_Source excerpt_
######
Threads are scheduled according to their priority. When the kernel is choosing which thread will execute on a processor, the highest dynamic (variable) priority thread is picked. Priority inversion occurs when two (or more) threads with different priorities are in contention to be scheduled. Consider a simple case with three threads: Thread 1 is high priority and becomes ready to be scheduled, while thread 2, a low-priority thread, is executing in a critical section. Thread 1, the high-priority thread, begins waiting for a shared resource from thread 2. A third thread has medium priority. The third thread receives all the processor time, because the high-priority thread (thread 1) is busy waiting for shared resources from the low-priority thread (thread 2). Thread 2 won't leave the critical section, because it isn't the highest priority thread and won't be scheduled.
The Windows NT scheduler solves this problem by randomly boosting the priority of threads that are ready to run (in this case the low priority lock-holders). The low priority threads run long enough to let go of their lock (exit the critical section), and the high- priority thread gets the lock back. If the low-priority thread doesn't get enough CPU time to free its lock the first time, it will get another chance on the next scheduling round.
######
_A block of data_
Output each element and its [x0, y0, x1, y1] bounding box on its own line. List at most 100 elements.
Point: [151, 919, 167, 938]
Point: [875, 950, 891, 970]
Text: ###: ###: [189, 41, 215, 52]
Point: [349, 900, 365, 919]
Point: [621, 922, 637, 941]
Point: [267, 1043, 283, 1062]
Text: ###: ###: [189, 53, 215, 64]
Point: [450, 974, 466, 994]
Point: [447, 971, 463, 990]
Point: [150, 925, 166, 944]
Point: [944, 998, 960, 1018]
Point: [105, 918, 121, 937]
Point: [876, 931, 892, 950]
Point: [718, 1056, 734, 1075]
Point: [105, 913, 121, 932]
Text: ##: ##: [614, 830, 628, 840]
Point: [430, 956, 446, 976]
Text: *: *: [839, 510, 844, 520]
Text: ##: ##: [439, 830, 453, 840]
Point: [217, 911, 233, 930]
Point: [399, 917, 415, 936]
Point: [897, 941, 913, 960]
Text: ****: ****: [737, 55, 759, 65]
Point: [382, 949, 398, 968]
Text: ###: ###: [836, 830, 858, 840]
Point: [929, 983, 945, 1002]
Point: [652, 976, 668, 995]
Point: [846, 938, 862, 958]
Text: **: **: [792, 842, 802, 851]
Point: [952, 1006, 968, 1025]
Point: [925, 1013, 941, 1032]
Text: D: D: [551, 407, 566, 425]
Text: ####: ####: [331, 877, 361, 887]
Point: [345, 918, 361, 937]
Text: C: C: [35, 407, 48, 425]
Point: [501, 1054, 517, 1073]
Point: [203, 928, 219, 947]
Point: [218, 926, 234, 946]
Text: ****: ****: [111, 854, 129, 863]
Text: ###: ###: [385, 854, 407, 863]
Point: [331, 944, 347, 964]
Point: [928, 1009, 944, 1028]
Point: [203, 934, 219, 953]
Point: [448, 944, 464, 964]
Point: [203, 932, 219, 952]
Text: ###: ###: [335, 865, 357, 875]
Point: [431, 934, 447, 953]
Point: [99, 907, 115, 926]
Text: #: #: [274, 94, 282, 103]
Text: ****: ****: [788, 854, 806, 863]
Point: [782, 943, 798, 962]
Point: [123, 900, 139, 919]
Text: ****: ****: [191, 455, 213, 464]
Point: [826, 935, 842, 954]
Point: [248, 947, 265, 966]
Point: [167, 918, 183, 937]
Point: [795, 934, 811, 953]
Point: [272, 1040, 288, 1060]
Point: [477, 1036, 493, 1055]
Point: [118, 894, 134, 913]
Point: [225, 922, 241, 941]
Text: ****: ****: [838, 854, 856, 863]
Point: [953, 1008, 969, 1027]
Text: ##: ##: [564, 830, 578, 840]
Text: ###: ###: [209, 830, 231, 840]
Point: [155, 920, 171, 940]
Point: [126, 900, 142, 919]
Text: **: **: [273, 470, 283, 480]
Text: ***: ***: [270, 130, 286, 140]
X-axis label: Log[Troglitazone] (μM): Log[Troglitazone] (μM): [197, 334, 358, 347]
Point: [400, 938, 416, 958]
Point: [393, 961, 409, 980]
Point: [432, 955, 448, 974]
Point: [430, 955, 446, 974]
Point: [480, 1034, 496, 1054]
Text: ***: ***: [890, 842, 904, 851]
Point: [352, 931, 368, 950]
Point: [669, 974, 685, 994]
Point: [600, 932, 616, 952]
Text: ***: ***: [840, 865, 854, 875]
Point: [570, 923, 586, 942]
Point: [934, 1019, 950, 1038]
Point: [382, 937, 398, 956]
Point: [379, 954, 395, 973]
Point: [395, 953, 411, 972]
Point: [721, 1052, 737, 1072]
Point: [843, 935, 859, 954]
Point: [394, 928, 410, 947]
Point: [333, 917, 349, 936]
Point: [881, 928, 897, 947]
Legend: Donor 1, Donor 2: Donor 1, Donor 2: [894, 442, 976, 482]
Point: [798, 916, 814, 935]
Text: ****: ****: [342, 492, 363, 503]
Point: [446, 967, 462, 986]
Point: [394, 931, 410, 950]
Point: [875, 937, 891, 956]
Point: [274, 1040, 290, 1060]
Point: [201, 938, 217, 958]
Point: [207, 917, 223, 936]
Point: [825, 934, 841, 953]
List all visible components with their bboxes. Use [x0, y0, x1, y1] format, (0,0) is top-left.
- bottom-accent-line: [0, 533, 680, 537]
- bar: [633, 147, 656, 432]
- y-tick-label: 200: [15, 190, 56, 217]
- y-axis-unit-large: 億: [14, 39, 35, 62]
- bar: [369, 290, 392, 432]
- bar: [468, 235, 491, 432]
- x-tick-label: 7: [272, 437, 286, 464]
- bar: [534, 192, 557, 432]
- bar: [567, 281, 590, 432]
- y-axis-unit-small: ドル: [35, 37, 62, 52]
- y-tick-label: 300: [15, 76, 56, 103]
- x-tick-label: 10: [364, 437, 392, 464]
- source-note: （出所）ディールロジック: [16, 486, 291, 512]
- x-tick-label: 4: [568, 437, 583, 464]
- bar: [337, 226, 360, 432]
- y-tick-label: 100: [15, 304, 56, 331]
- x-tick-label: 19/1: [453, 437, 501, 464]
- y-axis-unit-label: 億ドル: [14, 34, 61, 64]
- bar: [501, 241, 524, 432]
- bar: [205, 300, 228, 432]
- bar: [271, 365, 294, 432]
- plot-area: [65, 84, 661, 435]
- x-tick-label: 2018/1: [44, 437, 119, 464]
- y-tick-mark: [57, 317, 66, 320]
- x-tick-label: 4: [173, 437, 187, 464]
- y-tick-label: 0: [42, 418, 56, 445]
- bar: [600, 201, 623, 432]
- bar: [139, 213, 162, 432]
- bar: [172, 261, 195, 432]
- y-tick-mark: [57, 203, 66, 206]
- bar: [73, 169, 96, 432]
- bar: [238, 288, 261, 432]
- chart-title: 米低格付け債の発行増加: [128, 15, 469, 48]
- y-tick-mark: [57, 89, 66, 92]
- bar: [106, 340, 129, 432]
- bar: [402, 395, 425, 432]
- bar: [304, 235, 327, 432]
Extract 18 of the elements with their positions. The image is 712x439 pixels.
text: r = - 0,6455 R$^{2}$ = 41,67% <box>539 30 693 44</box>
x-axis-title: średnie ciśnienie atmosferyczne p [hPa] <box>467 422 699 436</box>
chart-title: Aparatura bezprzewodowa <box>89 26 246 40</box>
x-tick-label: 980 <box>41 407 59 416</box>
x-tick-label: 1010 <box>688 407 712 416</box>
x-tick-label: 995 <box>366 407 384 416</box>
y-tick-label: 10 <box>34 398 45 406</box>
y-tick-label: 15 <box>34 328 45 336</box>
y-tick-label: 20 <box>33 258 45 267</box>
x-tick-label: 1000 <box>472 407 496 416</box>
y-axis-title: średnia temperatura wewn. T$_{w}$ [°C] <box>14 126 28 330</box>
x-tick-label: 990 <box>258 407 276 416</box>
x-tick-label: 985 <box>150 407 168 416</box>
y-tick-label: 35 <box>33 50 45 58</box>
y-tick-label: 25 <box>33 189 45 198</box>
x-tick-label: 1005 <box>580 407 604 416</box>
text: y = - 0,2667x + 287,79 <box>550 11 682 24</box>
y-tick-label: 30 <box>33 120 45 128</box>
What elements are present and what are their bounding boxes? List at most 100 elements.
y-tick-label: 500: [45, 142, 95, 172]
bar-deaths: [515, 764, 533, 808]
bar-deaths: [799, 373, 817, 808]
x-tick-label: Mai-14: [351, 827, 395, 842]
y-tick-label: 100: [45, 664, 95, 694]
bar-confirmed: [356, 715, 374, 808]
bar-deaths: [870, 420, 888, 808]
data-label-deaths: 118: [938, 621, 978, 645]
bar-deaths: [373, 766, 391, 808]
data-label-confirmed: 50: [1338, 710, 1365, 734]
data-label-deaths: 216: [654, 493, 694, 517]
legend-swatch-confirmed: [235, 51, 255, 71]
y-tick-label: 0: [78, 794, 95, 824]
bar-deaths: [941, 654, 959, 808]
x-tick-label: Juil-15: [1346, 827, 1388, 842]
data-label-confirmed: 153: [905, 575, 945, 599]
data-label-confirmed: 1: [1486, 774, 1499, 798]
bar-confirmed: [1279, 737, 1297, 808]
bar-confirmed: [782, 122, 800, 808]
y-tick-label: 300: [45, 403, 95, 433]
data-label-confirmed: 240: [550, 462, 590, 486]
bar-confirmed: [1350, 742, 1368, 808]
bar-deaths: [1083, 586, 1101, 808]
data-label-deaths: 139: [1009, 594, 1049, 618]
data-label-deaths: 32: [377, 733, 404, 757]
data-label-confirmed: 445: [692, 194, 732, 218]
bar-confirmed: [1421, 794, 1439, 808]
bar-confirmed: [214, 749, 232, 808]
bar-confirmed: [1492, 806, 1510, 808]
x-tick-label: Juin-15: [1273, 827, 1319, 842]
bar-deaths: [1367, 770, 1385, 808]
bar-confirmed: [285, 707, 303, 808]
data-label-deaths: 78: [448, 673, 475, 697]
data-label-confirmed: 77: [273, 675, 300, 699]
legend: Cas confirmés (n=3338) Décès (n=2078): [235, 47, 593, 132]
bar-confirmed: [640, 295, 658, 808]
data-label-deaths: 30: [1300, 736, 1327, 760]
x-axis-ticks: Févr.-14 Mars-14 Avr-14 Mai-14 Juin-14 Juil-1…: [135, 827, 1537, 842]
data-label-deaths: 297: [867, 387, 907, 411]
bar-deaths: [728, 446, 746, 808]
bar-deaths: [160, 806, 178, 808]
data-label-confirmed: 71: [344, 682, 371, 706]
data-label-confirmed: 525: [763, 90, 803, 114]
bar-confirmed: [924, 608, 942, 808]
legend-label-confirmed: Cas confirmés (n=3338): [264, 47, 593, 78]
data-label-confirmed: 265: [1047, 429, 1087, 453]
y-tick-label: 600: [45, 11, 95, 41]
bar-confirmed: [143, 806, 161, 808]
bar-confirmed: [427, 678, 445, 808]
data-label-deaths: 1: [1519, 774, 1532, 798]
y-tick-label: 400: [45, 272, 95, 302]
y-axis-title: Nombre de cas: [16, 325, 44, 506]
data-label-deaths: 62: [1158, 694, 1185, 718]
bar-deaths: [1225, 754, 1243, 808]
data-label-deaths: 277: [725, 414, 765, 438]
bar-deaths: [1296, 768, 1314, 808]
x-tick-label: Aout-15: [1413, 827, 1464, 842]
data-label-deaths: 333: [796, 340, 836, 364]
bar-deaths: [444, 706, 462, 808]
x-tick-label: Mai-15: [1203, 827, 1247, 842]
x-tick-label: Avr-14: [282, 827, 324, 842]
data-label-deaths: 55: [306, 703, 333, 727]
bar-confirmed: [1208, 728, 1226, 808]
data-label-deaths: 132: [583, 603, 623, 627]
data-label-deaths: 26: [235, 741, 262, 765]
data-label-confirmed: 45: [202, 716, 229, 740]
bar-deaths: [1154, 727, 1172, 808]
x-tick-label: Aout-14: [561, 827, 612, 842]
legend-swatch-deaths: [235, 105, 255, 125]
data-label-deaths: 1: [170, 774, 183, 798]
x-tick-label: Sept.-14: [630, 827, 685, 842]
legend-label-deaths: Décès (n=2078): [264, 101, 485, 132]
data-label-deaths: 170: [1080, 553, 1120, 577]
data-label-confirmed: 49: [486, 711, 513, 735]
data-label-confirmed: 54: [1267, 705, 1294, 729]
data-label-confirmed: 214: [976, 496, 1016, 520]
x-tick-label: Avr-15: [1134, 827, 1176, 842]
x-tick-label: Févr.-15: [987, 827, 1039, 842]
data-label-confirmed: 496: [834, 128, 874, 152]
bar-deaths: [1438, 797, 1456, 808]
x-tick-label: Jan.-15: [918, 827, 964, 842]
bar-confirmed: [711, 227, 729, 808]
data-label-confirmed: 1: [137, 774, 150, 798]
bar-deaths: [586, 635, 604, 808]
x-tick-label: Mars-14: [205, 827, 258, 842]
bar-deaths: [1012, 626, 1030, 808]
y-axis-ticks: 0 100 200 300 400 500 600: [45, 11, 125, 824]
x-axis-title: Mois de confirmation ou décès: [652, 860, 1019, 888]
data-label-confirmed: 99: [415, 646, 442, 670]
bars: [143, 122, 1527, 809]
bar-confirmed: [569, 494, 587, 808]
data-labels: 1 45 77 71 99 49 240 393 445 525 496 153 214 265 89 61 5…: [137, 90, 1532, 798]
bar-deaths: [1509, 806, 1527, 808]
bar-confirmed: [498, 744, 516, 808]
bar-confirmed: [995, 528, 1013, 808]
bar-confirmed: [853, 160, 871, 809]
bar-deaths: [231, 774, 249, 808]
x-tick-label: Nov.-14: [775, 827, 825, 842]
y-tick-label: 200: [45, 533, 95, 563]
######
_Requirements_
Answer these questions from the priority inversion excerpt.
1. Which thread does the kernel pick when choosing which thread will execute on a processor?
2. In the three-thread case, which thread receives all the processor time?
3. What does the Windows NT scheduler randomly boost to solve the problem?

_Answer for the task_
1. The highest dynamic (variable) priority thread.
2. The third thread, which has medium priority.
3. The priority of threads that are ready to run (here, the low-priority lock-holders).